**Task requirements**
Could you repeat the records below exactly, leaving out any pictures?

___ The records

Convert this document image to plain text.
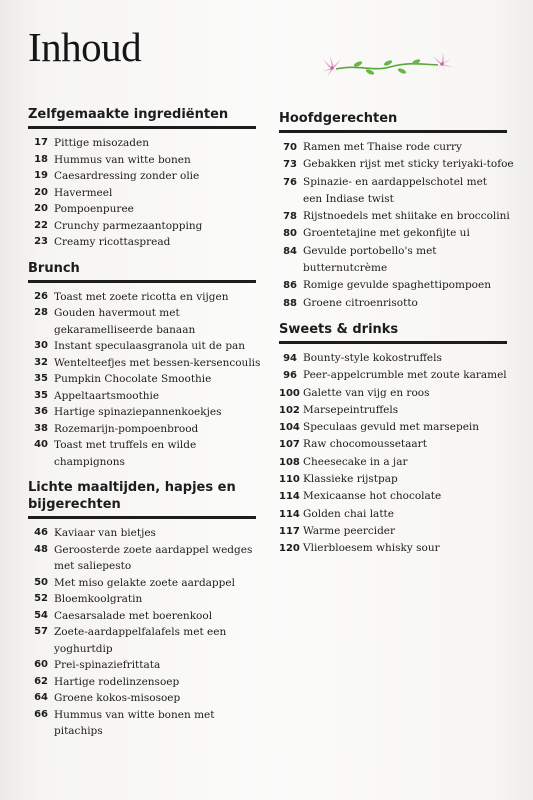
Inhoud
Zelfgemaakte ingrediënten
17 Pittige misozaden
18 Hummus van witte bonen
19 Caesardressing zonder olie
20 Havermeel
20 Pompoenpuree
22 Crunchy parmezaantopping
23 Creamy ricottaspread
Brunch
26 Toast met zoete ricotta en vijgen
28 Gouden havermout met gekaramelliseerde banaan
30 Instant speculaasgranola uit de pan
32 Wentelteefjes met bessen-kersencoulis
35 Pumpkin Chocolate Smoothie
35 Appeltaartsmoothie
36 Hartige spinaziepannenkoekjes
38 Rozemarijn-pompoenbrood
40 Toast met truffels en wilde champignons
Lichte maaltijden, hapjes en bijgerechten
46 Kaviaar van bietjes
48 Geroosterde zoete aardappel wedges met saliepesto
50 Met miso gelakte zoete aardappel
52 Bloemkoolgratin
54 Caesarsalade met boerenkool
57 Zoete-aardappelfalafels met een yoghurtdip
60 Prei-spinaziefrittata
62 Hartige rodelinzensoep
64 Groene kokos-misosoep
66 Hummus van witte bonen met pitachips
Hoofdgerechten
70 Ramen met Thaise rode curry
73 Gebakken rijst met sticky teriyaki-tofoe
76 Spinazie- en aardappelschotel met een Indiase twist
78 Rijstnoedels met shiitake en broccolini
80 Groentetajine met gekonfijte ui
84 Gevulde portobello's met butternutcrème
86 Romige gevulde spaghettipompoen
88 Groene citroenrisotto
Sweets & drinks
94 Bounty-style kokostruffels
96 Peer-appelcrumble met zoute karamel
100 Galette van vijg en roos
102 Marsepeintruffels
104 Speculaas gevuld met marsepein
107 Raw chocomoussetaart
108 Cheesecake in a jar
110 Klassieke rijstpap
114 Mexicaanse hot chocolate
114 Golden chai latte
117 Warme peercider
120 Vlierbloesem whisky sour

______

**Task solution**
Convert this document image to plain text.
Inhoud
Zelfgemaakte ingrediënten
17 Pittige misozaden
18 Hummus van witte bonen
19 Caesardressing zonder olie
20 Havermeel
20 Pompoenpuree
22 Crunchy parmezaantopping
23 Creamy ricottaspread
Brunch
26 Toast met zoete ricotta en vijgen
28 Gouden havermout met gekaramelliseerde banaan
30 Instant speculaasgranola uit de pan
32 Wentelteefjes met bessen-kersencoulis
35 Pumpkin Chocolate Smoothie
35 Appeltaartsmoothie
36 Hartige spinaziepannenkoekjes
38 Rozemarijn-pompoenbrood
40 Toast met truffels en wilde champignons
Lichte maaltijden, hapjes en bijgerechten
46 Kaviaar van bietjes
48 Geroosterde zoete aardappel wedges met saliepesto
50 Met miso gelakte zoete aardappel
52 Bloemkoolgratin
54 Caesarsalade met boerenkool
57 Zoete-aardappelfalafels met een yoghurtdip
60 Prei-spinaziefrittata
62 Hartige rodelinzensoep
64 Groene kokos-misosoep
66 Hummus van witte bonen met pitachips
Hoofdgerechten
70 Ramen met Thaise rode curry
73 Gebakken rijst met sticky teriyaki-tofoe
76 Spinazie- en aardappelschotel met een Indiase twist
78 Rijstnoedels met shiitake en broccolini
80 Groentetajine met gekonfijte ui
84 Gevulde portobello's met butternutcrème
86 Romige gevulde spaghettipompoen
88 Groene citroenrisotto
Sweets & drinks
94 Bounty-style kokostruffels
96 Peer-appelcrumble met zoute karamel
100 Galette van vijg en roos
102 Marsepeintruffels
104 Speculaas gevuld met marsepein
107 Raw chocomoussetaart
108 Cheesecake in a jar
110 Klassieke rijstpap
114 Mexicaanse hot chocolate
114 Golden chai latte
117 Warme peercider
120 Vlierbloesem whisky sour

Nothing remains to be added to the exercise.